Reproduce all of the data below without alteration; exclude every picture.
<<<<
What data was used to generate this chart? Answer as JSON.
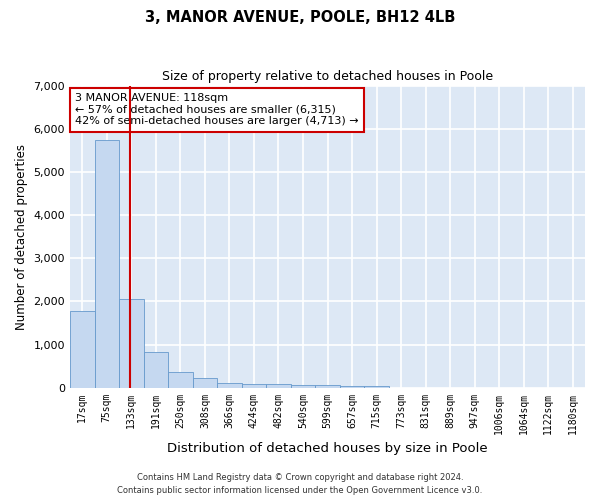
{
  "title_line1": "3, MANOR AVENUE, POOLE, BH12 4LB",
  "title_line2": "Size of property relative to detached houses in Poole",
  "xlabel": "Distribution of detached houses by size in Poole",
  "ylabel": "Number of detached properties",
  "annotation_title": "3 MANOR AVENUE: 118sqm",
  "annotation_line2": "← 57% of detached houses are smaller (6,315)",
  "annotation_line3": "42% of semi-detached houses are larger (4,713) →",
  "footer_line1": "Contains HM Land Registry data © Crown copyright and database right 2024.",
  "footer_line2": "Contains public sector information licensed under the Open Government Licence v3.0.",
  "bar_color": "#c5d8f0",
  "bar_edge_color": "#6699cc",
  "background_color": "#dde8f5",
  "grid_color": "#ffffff",
  "red_line_color": "#cc0000",
  "annotation_box_color": "#ffffff",
  "annotation_box_edge": "#cc0000",
  "bin_labels": [
    "17sqm",
    "75sqm",
    "133sqm",
    "191sqm",
    "250sqm",
    "308sqm",
    "366sqm",
    "424sqm",
    "482sqm",
    "540sqm",
    "599sqm",
    "657sqm",
    "715sqm",
    "773sqm",
    "831sqm",
    "889sqm",
    "947sqm",
    "1006sqm",
    "1064sqm",
    "1122sqm",
    "1180sqm"
  ],
  "bar_heights": [
    1780,
    5730,
    2050,
    820,
    360,
    220,
    120,
    95,
    80,
    70,
    55,
    50,
    45,
    0,
    0,
    0,
    0,
    0,
    0,
    0,
    0
  ],
  "red_line_x": 1.93,
  "ylim": [
    0,
    7000
  ],
  "yticks": [
    0,
    1000,
    2000,
    3000,
    4000,
    5000,
    6000,
    7000
  ]
}
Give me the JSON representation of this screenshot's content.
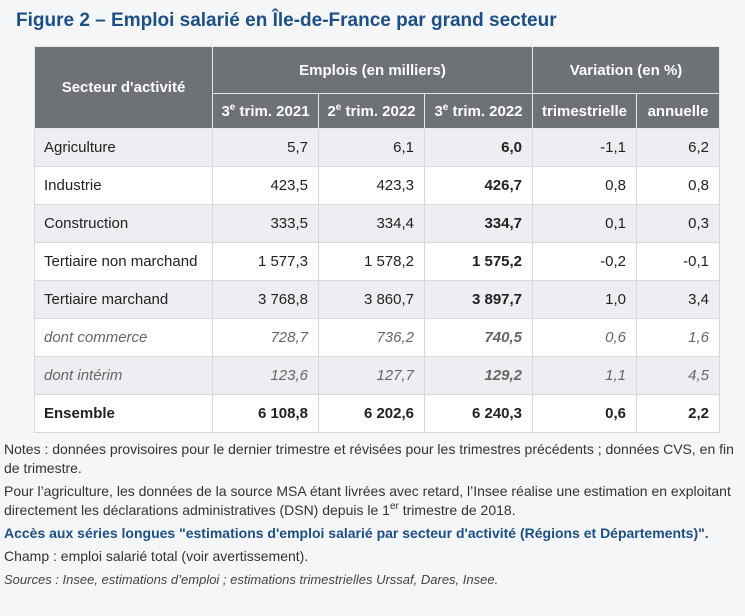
{
  "title": "Figure 2 – Emploi salarié en Île-de-France par grand secteur",
  "header": {
    "secteur": "Secteur d'activité",
    "emplois": "Emplois (en milliers)",
    "variation": "Variation (en %)",
    "cols": [
      {
        "num": "3",
        "sup": "e",
        "rest": " trim. 2021"
      },
      {
        "num": "2",
        "sup": "e",
        "rest": " trim. 2022"
      },
      {
        "num": "3",
        "sup": "e",
        "rest": " trim. 2022"
      }
    ],
    "trimestrielle": "trimestrielle",
    "annuelle": "annuelle"
  },
  "rows": [
    {
      "label": "Agriculture",
      "v1": "5,7",
      "v2": "6,1",
      "v3": "6,0",
      "tri": "-1,1",
      "ann": "6,2"
    },
    {
      "label": "Industrie",
      "v1": "423,5",
      "v2": "423,3",
      "v3": "426,7",
      "tri": "0,8",
      "ann": "0,8"
    },
    {
      "label": "Construction",
      "v1": "333,5",
      "v2": "334,4",
      "v3": "334,7",
      "tri": "0,1",
      "ann": "0,3"
    },
    {
      "label": "Tertiaire non marchand",
      "v1": "1 577,3",
      "v2": "1 578,2",
      "v3": "1 575,2",
      "tri": "-0,2",
      "ann": "-0,1"
    },
    {
      "label": "Tertiaire marchand",
      "v1": "3 768,8",
      "v2": "3 860,7",
      "v3": "3 897,7",
      "tri": "1,0",
      "ann": "3,4"
    },
    {
      "label": "dont commerce",
      "v1": "728,7",
      "v2": "736,2",
      "v3": "740,5",
      "tri": "0,6",
      "ann": "1,6"
    },
    {
      "label": "dont intérim",
      "v1": "123,6",
      "v2": "127,7",
      "v3": "129,2",
      "tri": "1,1",
      "ann": "4,5"
    },
    {
      "label": "Ensemble",
      "v1": "6 108,8",
      "v2": "6 202,6",
      "v3": "6 240,3",
      "tri": "0,6",
      "ann": "2,2"
    }
  ],
  "notes": {
    "n1": "Notes : données provisoires pour le dernier trimestre et révisées pour les trimestres précédents ; données CVS, en fin de trimestre.",
    "n2a": "Pour l’agriculture, les données de la source MSA étant livrées avec retard, l’Insee réalise une estimation en exploitant directement les déclarations administratives (DSN) depuis le 1",
    "n2sup": "er",
    "n2b": " trimestre de 2018.",
    "link": "Accès aux séries longues \"estimations d'emploi salarié par secteur d'activité (Régions et Départements)\".",
    "champ": "Champ : emploi salarié total (voir avertissement).",
    "sources": "Sources : Insee, estimations d’emploi ; estimations trimestrielles Urssaf, Dares, Insee."
  }
}
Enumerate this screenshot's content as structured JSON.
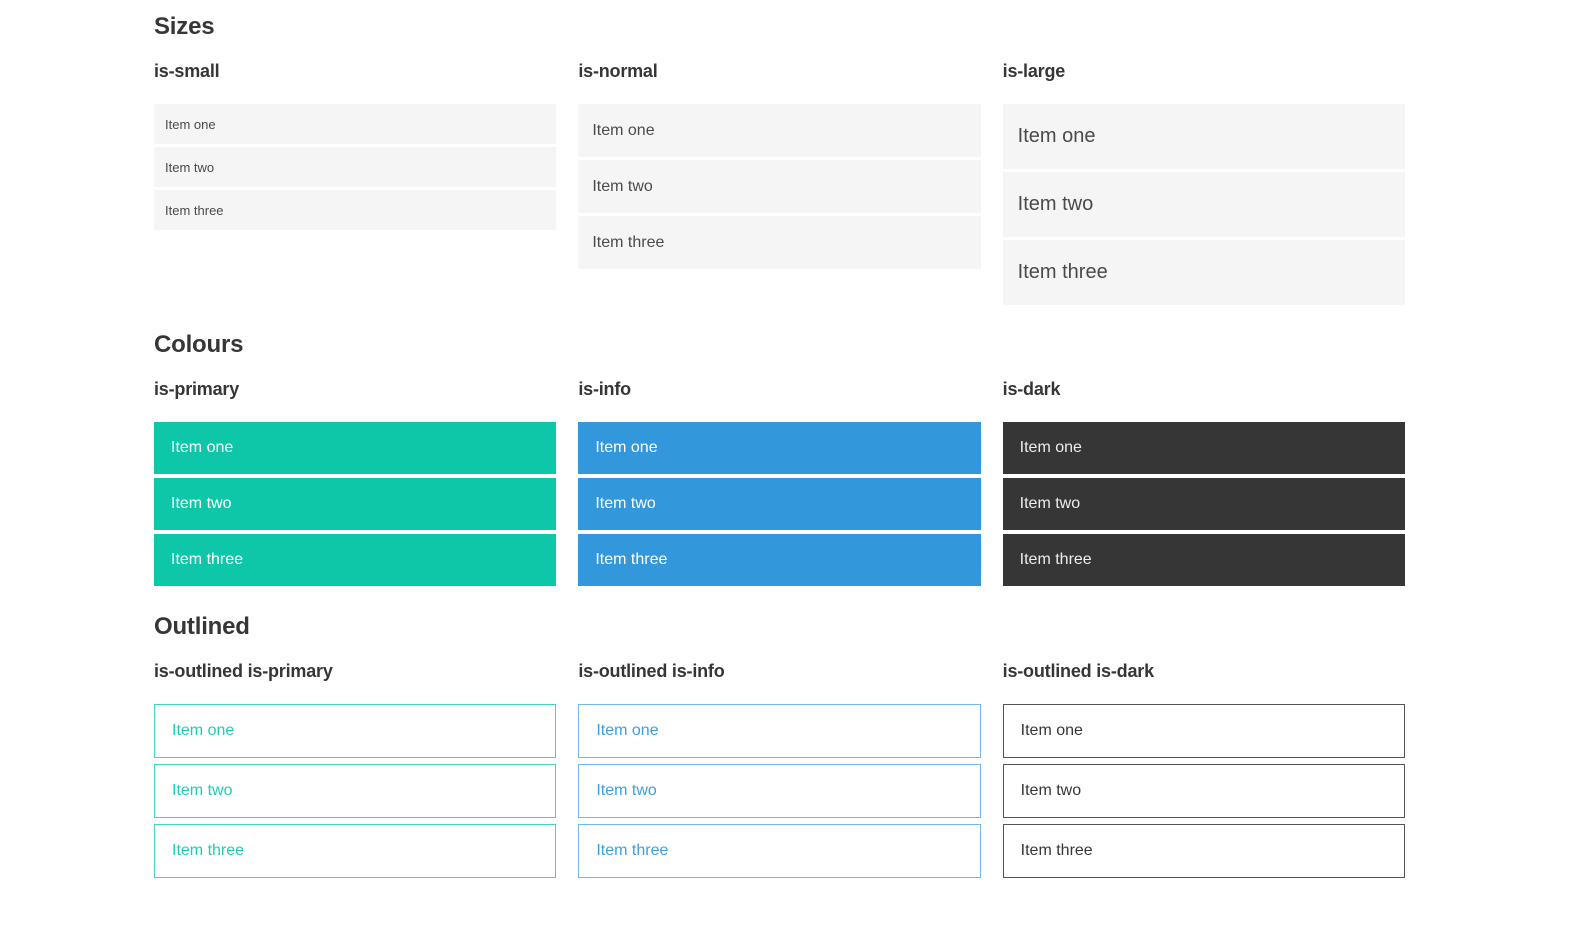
{
  "colors": {
    "primary": "#0dc7a8",
    "info": "#3298db",
    "dark": "#363636",
    "heading_text": "#363636",
    "size_item_bg": "#f5f5f5",
    "size_item_text": "#4a4a4a",
    "filled_text": "#ffffff",
    "dark_item_text": "#ededed",
    "outlined_primary_border": "#45d5be",
    "outlined_primary_text": "#1fceb1",
    "outlined_info_border": "#74b7e8",
    "outlined_info_text": "#3d9fde",
    "outlined_dark_border": "#555555",
    "outlined_dark_text": "#363636"
  },
  "sections": [
    {
      "title": "Sizes",
      "columns": [
        {
          "heading": "is-small",
          "items": [
            "Item one",
            "Item two",
            "Item three"
          ]
        },
        {
          "heading": "is-normal",
          "items": [
            "Item one",
            "Item two",
            "Item three"
          ]
        },
        {
          "heading": "is-large",
          "items": [
            "Item one",
            "Item two",
            "Item three"
          ]
        }
      ]
    },
    {
      "title": "Colours",
      "columns": [
        {
          "heading": "is-primary",
          "items": [
            "Item one",
            "Item two",
            "Item three"
          ]
        },
        {
          "heading": "is-info",
          "items": [
            "Item one",
            "Item two",
            "Item three"
          ]
        },
        {
          "heading": "is-dark",
          "items": [
            "Item one",
            "Item two",
            "Item three"
          ]
        }
      ]
    },
    {
      "title": "Outlined",
      "columns": [
        {
          "heading": "is-outlined is-primary",
          "items": [
            "Item one",
            "Item two",
            "Item three"
          ]
        },
        {
          "heading": "is-outlined is-info",
          "items": [
            "Item one",
            "Item two",
            "Item three"
          ]
        },
        {
          "heading": "is-outlined is-dark",
          "items": [
            "Item one",
            "Item two",
            "Item three"
          ]
        }
      ]
    }
  ]
}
>>>>
RESPONSE TO THIS EXERCISE ▸
What data was used to generate this chart? Answer as JSON.
{
  "title_line1": "3, MANOR AVENUE, POOLE, BH12 4LB",
  "title_line2": "Size of property relative to detached houses in Poole",
  "xlabel": "Distribution of detached houses by size in Poole",
  "ylabel": "Number of detached properties",
  "annotation_title": "3 MANOR AVENUE: 118sqm",
  "annotation_line2": "← 57% of detached houses are smaller (6,315)",
  "annotation_line3": "42% of semi-detached houses are larger (4,713) →",
  "footer_line1": "Contains HM Land Registry data © Crown copyright and database right 2024.",
  "footer_line2": "Contains public sector information licensed under the Open Government Licence v3.0.",
  "bar_color": "#c5d8f0",
  "bar_edge_color": "#6699cc",
  "background_color": "#dde8f5",
  "grid_color": "#ffffff",
  "red_line_color": "#cc0000",
  "annotation_box_color": "#ffffff",
  "annotation_box_edge": "#cc0000",
  "bin_labels": [
    "17sqm",
    "75sqm",
    "133sqm",
    "191sqm",
    "250sqm",
    "308sqm",
    "366sqm",
    "424sqm",
    "482sqm",
    "540sqm",
    "599sqm",
    "657sqm",
    "715sqm",
    "773sqm",
    "831sqm",
    "889sqm",
    "947sqm",
    "1006sqm",
    "1064sqm",
    "1122sqm",
    "1180sqm"
  ],
  "bar_heights": [
    1780,
    5730,
    2050,
    820,
    360,
    220,
    120,
    95,
    80,
    70,
    55,
    50,
    45,
    0,
    0,
    0,
    0,
    0,
    0,
    0,
    0
  ],
  "red_line_x": 1.93,
  "ylim": [
    0,
    7000
  ],
  "yticks": [
    0,
    1000,
    2000,
    3000,
    4000,
    5000,
    6000,
    7000
  ]
}
Give me the JSON representation of this screenshot's content.
{
  "title": "Figure 2 – Emploi salarié en Île-de-France par grand secteur",
  "header": {
    "secteur": "Secteur d'activité",
    "emplois": "Emplois (en milliers)",
    "variation": "Variation (en %)",
    "cols": [
      {
        "num": "3",
        "sup": "e",
        "rest": " trim. 2021"
      },
      {
        "num": "2",
        "sup": "e",
        "rest": " trim. 2022"
      },
      {
        "num": "3",
        "sup": "e",
        "rest": " trim. 2022"
      }
    ],
    "trimestrielle": "trimestrielle",
    "annuelle": "annuelle"
  },
  "rows": [
    {
      "label": "Agriculture",
      "v1": "5,7",
      "v2": "6,1",
      "v3": "6,0",
      "tri": "-1,1",
      "ann": "6,2"
    },
    {
      "label": "Industrie",
      "v1": "423,5",
      "v2": "423,3",
      "v3": "426,7",
      "tri": "0,8",
      "ann": "0,8"
    },
    {
      "label": "Construction",
      "v1": "333,5",
      "v2": "334,4",
      "v3": "334,7",
      "tri": "0,1",
      "ann": "0,3"
    },
    {
      "label": "Tertiaire non marchand",
      "v1": "1 577,3",
      "v2": "1 578,2",
      "v3": "1 575,2",
      "tri": "-0,2",
      "ann": "-0,1"
    },
    {
      "label": "Tertiaire marchand",
      "v1": "3 768,8",
      "v2": "3 860,7",
      "v3": "3 897,7",
      "tri": "1,0",
      "ann": "3,4"
    },
    {
      "label": "dont commerce",
      "v1": "728,7",
      "v2": "736,2",
      "v3": "740,5",
      "tri": "0,6",
      "ann": "1,6"
    },
    {
      "label": "dont intérim",
      "v1": "123,6",
      "v2": "127,7",
      "v3": "129,2",
      "tri": "1,1",
      "ann": "4,5"
    },
    {
      "label": "Ensemble",
      "v1": "6 108,8",
      "v2": "6 202,6",
      "v3": "6 240,3",
      "tri": "0,6",
      "ann": "2,2"
    }
  ],
  "notes": {
    "n1": "Notes : données provisoires pour le dernier trimestre et révisées pour les trimestres précédents ; données CVS, en fin de trimestre.",
    "n2a": "Pour l’agriculture, les données de la source MSA étant livrées avec retard, l’Insee réalise une estimation en exploitant directement les déclarations administratives (DSN) depuis le 1",
    "n2sup": "er",
    "n2b": " trimestre de 2018.",
    "link": "Accès aux séries longues \"estimations d'emploi salarié par secteur d'activité (Régions et Départements)\".",
    "champ": "Champ : emploi salarié total (voir avertissement).",
    "sources": "Sources : Insee, estimations d’emploi ; estimations trimestrielles Urssaf, Dares, Insee."
  }
}
Enumerate this screenshot's content as structured JSON.
{
  "colors": {
    "primary": "#0dc7a8",
    "info": "#3298db",
    "dark": "#363636",
    "heading_text": "#363636",
    "size_item_bg": "#f5f5f5",
    "size_item_text": "#4a4a4a",
    "filled_text": "#ffffff",
    "dark_item_text": "#ededed",
    "outlined_primary_border": "#45d5be",
    "outlined_primary_text": "#1fceb1",
    "outlined_info_border": "#74b7e8",
    "outlined_info_text": "#3d9fde",
    "outlined_dark_border": "#555555",
    "outlined_dark_text": "#363636"
  },
  "sections": [
    {
      "title": "Sizes",
      "columns": [
        {
          "heading": "is-small",
          "items": [
            "Item one",
            "Item two",
            "Item three"
          ]
        },
        {
          "heading": "is-normal",
          "items": [
            "Item one",
            "Item two",
            "Item three"
          ]
        },
        {
          "heading": "is-large",
          "items": [
            "Item one",
            "Item two",
            "Item three"
          ]
        }
      ]
    },
    {
      "title": "Colours",
      "columns": [
        {
          "heading": "is-primary",
          "items": [
            "Item one",
            "Item two",
            "Item three"
          ]
        },
        {
          "heading": "is-info",
          "items": [
            "Item one",
            "Item two",
            "Item three"
          ]
        },
        {
          "heading": "is-dark",
          "items": [
            "Item one",
            "Item two",
            "Item three"
          ]
        }
      ]
    },
    {
      "title": "Outlined",
      "columns": [
        {
          "heading": "is-outlined is-primary",
          "items": [
            "Item one",
            "Item two",
            "Item three"
          ]
        },
        {
          "heading": "is-outlined is-info",
          "items": [
            "Item one",
            "Item two",
            "Item three"
          ]
        },
        {
          "heading": "is-outlined is-dark",
          "items": [
            "Item one",
            "Item two",
            "Item three"
          ]
        }
      ]
    }
  ]
}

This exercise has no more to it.